> **SHORT EXERCISE**:
Update the data below by changing every "FancyBboxPatch" to "RoundedBox". Leave everything else unchanged.

§

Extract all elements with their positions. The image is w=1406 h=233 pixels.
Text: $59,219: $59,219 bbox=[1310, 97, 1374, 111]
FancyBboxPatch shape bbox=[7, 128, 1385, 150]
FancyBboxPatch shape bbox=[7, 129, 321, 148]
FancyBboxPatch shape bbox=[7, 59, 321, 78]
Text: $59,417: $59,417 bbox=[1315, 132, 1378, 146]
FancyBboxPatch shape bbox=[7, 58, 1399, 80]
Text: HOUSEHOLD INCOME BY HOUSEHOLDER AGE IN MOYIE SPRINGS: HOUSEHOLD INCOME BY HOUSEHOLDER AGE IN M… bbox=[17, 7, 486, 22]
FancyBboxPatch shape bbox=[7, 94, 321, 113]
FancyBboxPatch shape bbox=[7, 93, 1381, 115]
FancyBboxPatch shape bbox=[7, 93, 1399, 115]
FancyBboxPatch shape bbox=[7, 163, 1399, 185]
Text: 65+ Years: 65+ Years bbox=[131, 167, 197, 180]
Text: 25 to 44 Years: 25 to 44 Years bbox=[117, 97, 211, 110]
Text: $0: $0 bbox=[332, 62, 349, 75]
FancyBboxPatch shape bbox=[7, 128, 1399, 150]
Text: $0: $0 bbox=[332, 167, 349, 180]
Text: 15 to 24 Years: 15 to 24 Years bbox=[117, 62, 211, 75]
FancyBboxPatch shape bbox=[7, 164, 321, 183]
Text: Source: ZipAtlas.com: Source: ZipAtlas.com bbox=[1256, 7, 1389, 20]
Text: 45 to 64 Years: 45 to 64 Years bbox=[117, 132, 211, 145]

§

> **THE RESULT**:
Extract all elements with their positions. The image is w=1406 h=233 pixels.
Text: $59,219: $59,219 bbox=[1310, 97, 1374, 111]
RoundedBox shape bbox=[7, 128, 1385, 150]
RoundedBox shape bbox=[7, 129, 321, 148]
RoundedBox shape bbox=[7, 59, 321, 78]
Text: $59,417: $59,417 bbox=[1315, 132, 1378, 146]
RoundedBox shape bbox=[7, 58, 1399, 80]
Text: HOUSEHOLD INCOME BY HOUSEHOLDER AGE IN MOYIE SPRINGS: HOUSEHOLD INCOME BY HOUSEHOLDER AGE IN M… bbox=[17, 7, 486, 22]
RoundedBox shape bbox=[7, 94, 321, 113]
RoundedBox shape bbox=[7, 93, 1381, 115]
RoundedBox shape bbox=[7, 93, 1399, 115]
RoundedBox shape bbox=[7, 163, 1399, 185]
Text: 65+ Years: 65+ Years bbox=[131, 167, 197, 180]
Text: 25 to 44 Years: 25 to 44 Years bbox=[117, 97, 211, 110]
Text: $0: $0 bbox=[332, 62, 349, 75]
RoundedBox shape bbox=[7, 128, 1399, 150]
Text: $0: $0 bbox=[332, 167, 349, 180]
Text: 15 to 24 Years: 15 to 24 Years bbox=[117, 62, 211, 75]
RoundedBox shape bbox=[7, 164, 321, 183]
Text: Source: ZipAtlas.com: Source: ZipAtlas.com bbox=[1256, 7, 1389, 20]
Text: 45 to 64 Years: 45 to 64 Years bbox=[117, 132, 211, 145]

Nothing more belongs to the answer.